Exercise brief. Transcribe the records that follow exactly. Skip the pictures.
## begin Material
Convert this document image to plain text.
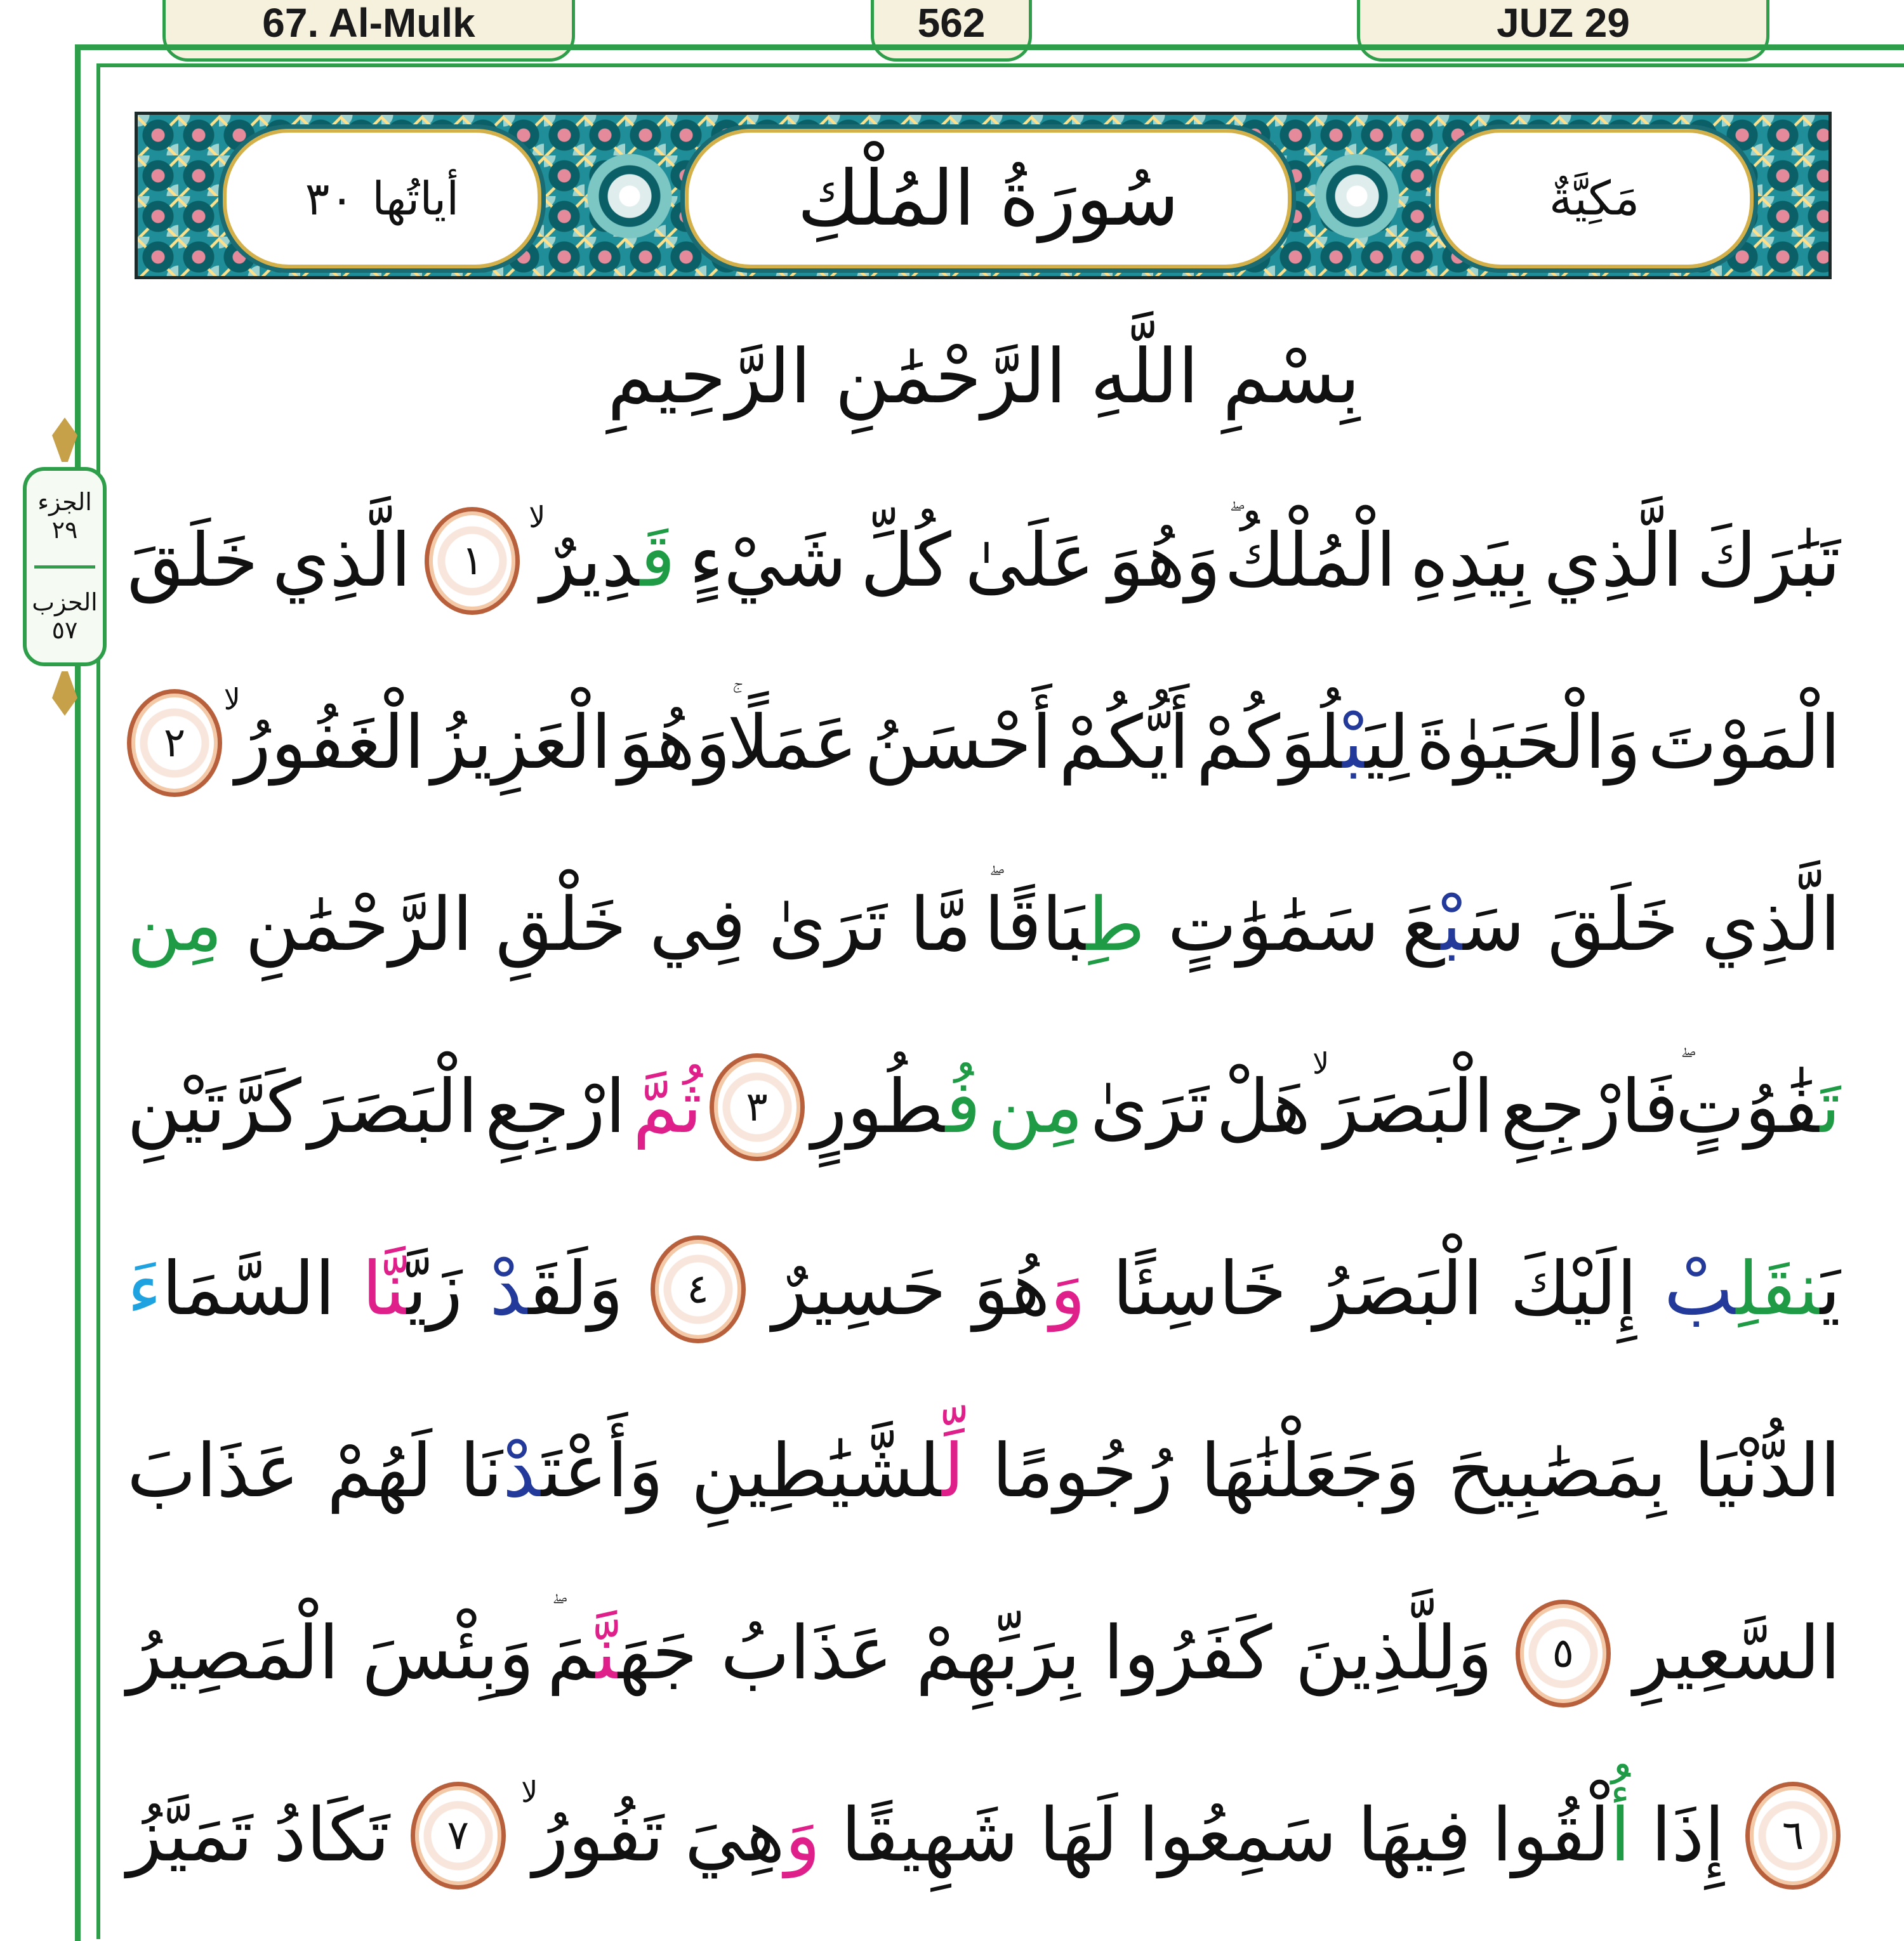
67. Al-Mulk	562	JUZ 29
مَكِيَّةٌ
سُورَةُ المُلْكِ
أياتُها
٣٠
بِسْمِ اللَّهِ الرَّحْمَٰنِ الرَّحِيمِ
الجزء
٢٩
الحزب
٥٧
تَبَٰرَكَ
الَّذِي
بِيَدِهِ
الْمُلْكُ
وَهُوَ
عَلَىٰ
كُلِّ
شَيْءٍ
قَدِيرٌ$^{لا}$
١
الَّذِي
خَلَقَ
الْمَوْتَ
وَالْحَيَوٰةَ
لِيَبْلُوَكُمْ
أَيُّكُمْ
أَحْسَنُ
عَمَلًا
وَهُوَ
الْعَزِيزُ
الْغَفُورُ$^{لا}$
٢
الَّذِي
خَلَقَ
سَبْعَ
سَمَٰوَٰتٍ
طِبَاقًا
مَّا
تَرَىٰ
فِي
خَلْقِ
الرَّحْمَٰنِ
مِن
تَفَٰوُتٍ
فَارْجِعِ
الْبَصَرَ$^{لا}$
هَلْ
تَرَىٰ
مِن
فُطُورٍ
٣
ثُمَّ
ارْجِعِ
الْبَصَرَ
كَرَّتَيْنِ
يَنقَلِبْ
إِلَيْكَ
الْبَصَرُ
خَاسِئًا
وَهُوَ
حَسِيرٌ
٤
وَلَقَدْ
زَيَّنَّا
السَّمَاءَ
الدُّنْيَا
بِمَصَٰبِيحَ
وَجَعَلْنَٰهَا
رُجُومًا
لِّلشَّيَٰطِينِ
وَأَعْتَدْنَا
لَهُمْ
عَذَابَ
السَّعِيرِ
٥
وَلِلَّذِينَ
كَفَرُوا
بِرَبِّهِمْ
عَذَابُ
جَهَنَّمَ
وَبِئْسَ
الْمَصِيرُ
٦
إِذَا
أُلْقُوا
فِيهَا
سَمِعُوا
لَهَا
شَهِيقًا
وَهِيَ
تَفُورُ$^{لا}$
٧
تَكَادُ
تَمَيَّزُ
## end Material
Output below.
Convert this document image to plain text.
67. Al-Mulk	562	JUZ 29
مَكِيَّةٌ
سُورَةُ المُلْكِ
أياتُها
٣٠
بِسْمِ اللَّهِ الرَّحْمَٰنِ الرَّحِيمِ
الجزء
٢٩
الحزب
٥٧
تَبَٰرَكَ
الَّذِي
بِيَدِهِ
الْمُلْكُ
وَهُوَ
عَلَىٰ
كُلِّ
شَيْءٍ
قَدِيرٌ$^{لا}$
١
الَّذِي
خَلَقَ
الْمَوْتَ
وَالْحَيَوٰةَ
لِيَبْلُوَكُمْ
أَيُّكُمْ
أَحْسَنُ
عَمَلًا
وَهُوَ
الْعَزِيزُ
الْغَفُورُ$^{لا}$
٢
الَّذِي
خَلَقَ
سَبْعَ
سَمَٰوَٰتٍ
طِبَاقًا
مَّا
تَرَىٰ
فِي
خَلْقِ
الرَّحْمَٰنِ
مِن
تَفَٰوُتٍ
فَارْجِعِ
الْبَصَرَ$^{لا}$
هَلْ
تَرَىٰ
مِن
فُطُورٍ
٣
ثُمَّ
ارْجِعِ
الْبَصَرَ
كَرَّتَيْنِ
يَنقَلِبْ
إِلَيْكَ
الْبَصَرُ
خَاسِئًا
وَهُوَ
حَسِيرٌ
٤
وَلَقَدْ
زَيَّنَّا
السَّمَاءَ
الدُّنْيَا
بِمَصَٰبِيحَ
وَجَعَلْنَٰهَا
رُجُومًا
لِّلشَّيَٰطِينِ
وَأَعْتَدْنَا
لَهُمْ
عَذَابَ
السَّعِيرِ
٥
وَلِلَّذِينَ
كَفَرُوا
بِرَبِّهِمْ
عَذَابُ
جَهَنَّمَ
وَبِئْسَ
الْمَصِيرُ
٦
إِذَا
أُلْقُوا
فِيهَا
سَمِعُوا
لَهَا
شَهِيقًا
وَهِيَ
تَفُورُ$^{لا}$
٧
تَكَادُ
تَمَيَّزُ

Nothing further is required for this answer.